» DESCRIPTION OF THE TASK
Repeat every record below exactly as it appears.

(Raw records)
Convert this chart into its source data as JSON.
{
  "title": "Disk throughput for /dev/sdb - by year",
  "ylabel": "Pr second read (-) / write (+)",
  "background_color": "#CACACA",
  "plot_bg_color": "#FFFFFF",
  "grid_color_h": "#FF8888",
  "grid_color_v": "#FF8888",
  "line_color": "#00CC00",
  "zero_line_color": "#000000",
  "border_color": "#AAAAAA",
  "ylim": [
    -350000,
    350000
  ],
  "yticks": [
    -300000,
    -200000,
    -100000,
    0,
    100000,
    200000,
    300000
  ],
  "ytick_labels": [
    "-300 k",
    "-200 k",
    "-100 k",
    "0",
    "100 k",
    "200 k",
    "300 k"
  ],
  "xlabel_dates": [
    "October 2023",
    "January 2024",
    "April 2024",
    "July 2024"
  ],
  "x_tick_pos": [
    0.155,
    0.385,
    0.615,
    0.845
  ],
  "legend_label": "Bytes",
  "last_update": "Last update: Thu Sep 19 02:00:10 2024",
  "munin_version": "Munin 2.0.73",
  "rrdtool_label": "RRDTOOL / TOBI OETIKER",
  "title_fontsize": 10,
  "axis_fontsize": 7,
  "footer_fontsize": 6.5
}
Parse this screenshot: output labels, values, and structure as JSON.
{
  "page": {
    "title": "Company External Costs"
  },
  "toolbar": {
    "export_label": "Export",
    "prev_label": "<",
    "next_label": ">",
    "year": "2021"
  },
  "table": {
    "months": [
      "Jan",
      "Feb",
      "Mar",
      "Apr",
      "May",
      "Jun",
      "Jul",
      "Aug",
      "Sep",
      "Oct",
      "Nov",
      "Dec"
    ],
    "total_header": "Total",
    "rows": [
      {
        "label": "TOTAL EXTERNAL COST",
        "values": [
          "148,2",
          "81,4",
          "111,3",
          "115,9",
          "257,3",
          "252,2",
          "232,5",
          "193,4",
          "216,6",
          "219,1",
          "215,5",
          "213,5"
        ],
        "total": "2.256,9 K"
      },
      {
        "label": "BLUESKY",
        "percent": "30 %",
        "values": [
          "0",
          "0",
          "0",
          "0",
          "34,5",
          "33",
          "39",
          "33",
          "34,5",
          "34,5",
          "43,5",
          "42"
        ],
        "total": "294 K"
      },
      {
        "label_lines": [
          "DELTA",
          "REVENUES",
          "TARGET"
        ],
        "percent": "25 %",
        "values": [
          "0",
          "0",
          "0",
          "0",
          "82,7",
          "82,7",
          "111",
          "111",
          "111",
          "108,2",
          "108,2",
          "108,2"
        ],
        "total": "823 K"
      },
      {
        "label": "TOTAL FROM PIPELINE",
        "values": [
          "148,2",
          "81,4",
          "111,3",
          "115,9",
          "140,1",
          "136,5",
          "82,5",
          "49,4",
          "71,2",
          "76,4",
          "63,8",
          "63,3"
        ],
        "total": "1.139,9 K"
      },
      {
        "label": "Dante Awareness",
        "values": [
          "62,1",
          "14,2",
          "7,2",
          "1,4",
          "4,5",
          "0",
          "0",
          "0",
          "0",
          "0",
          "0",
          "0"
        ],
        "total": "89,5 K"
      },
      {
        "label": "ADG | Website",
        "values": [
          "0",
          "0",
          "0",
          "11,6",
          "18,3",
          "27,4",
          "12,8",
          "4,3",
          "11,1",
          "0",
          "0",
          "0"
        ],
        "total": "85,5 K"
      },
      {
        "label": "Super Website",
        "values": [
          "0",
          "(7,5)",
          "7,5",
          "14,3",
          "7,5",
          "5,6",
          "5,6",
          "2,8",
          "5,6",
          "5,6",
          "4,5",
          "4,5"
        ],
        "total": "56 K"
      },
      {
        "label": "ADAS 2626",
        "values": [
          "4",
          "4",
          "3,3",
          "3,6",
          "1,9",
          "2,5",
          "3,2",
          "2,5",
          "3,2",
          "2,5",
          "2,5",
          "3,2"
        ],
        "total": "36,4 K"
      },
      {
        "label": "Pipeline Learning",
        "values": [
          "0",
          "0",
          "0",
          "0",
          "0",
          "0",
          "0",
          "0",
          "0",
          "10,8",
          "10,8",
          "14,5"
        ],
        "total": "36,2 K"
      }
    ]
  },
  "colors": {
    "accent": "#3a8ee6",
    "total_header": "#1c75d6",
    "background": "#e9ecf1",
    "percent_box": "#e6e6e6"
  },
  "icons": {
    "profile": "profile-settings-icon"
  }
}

» RESPONSE TO THE EXERCISE
Convert this chart into its source data as JSON.
{
  "title": "Disk throughput for /dev/sdb - by year",
  "ylabel": "Pr second read (-) / write (+)",
  "background_color": "#CACACA",
  "plot_bg_color": "#FFFFFF",
  "grid_color_h": "#FF8888",
  "grid_color_v": "#FF8888",
  "line_color": "#00CC00",
  "zero_line_color": "#000000",
  "border_color": "#AAAAAA",
  "ylim": [
    -350000,
    350000
  ],
  "yticks": [
    -300000,
    -200000,
    -100000,
    0,
    100000,
    200000,
    300000
  ],
  "ytick_labels": [
    "-300 k",
    "-200 k",
    "-100 k",
    "0",
    "100 k",
    "200 k",
    "300 k"
  ],
  "xlabel_dates": [
    "October 2023",
    "January 2024",
    "April 2024",
    "July 2024"
  ],
  "x_tick_pos": [
    0.155,
    0.385,
    0.615,
    0.845
  ],
  "legend_label": "Bytes",
  "last_update": "Last update: Thu Sep 19 02:00:10 2024",
  "munin_version": "Munin 2.0.73",
  "rrdtool_label": "RRDTOOL / TOBI OETIKER",
  "title_fontsize": 10,
  "axis_fontsize": 7,
  "footer_fontsize": 6.5
}
Parse this screenshot: output labels, values, and structure as JSON.
{
  "page": {
    "title": "Company External Costs"
  },
  "toolbar": {
    "export_label": "Export",
    "prev_label": "<",
    "next_label": ">",
    "year": "2021"
  },
  "table": {
    "months": [
      "Jan",
      "Feb",
      "Mar",
      "Apr",
      "May",
      "Jun",
      "Jul",
      "Aug",
      "Sep",
      "Oct",
      "Nov",
      "Dec"
    ],
    "total_header": "Total",
    "rows": [
      {
        "label": "TOTAL EXTERNAL COST",
        "values": [
          "148,2",
          "81,4",
          "111,3",
          "115,9",
          "257,3",
          "252,2",
          "232,5",
          "193,4",
          "216,6",
          "219,1",
          "215,5",
          "213,5"
        ],
        "total": "2.256,9 K"
      },
      {
        "label": "BLUESKY",
        "percent": "30 %",
        "values": [
          "0",
          "0",
          "0",
          "0",
          "34,5",
          "33",
          "39",
          "33",
          "34,5",
          "34,5",
          "43,5",
          "42"
        ],
        "total": "294 K"
      },
      {
        "label_lines": [
          "DELTA",
          "REVENUES",
          "TARGET"
        ],
        "percent": "25 %",
        "values": [
          "0",
          "0",
          "0",
          "0",
          "82,7",
          "82,7",
          "111",
          "111",
          "111",
          "108,2",
          "108,2",
          "108,2"
        ],
        "total": "823 K"
      },
      {
        "label": "TOTAL FROM PIPELINE",
        "values": [
          "148,2",
          "81,4",
          "111,3",
          "115,9",
          "140,1",
          "136,5",
          "82,5",
          "49,4",
          "71,2",
          "76,4",
          "63,8",
          "63,3"
        ],
        "total": "1.139,9 K"
      },
      {
        "label": "Dante Awareness",
        "values": [
          "62,1",
          "14,2",
          "7,2",
          "1,4",
          "4,5",
          "0",
          "0",
          "0",
          "0",
          "0",
          "0",
          "0"
        ],
        "total": "89,5 K"
      },
      {
        "label": "ADG | Website",
        "values": [
          "0",
          "0",
          "0",
          "11,6",
          "18,3",
          "27,4",
          "12,8",
          "4,3",
          "11,1",
          "0",
          "0",
          "0"
        ],
        "total": "85,5 K"
      },
      {
        "label": "Super Website",
        "values": [
          "0",
          "(7,5)",
          "7,5",
          "14,3",
          "7,5",
          "5,6",
          "5,6",
          "2,8",
          "5,6",
          "5,6",
          "4,5",
          "4,5"
        ],
        "total": "56 K"
      },
      {
        "label": "ADAS 2626",
        "values": [
          "4",
          "4",
          "3,3",
          "3,6",
          "1,9",
          "2,5",
          "3,2",
          "2,5",
          "3,2",
          "2,5",
          "2,5",
          "3,2"
        ],
        "total": "36,4 K"
      },
      {
        "label": "Pipeline Learning",
        "values": [
          "0",
          "0",
          "0",
          "0",
          "0",
          "0",
          "0",
          "0",
          "0",
          "10,8",
          "10,8",
          "14,5"
        ],
        "total": "36,2 K"
      }
    ]
  },
  "colors": {
    "accent": "#3a8ee6",
    "total_header": "#1c75d6",
    "background": "#e9ecf1",
    "percent_box": "#e6e6e6"
  },
  "icons": {
    "profile": "profile-settings-icon"
  }
}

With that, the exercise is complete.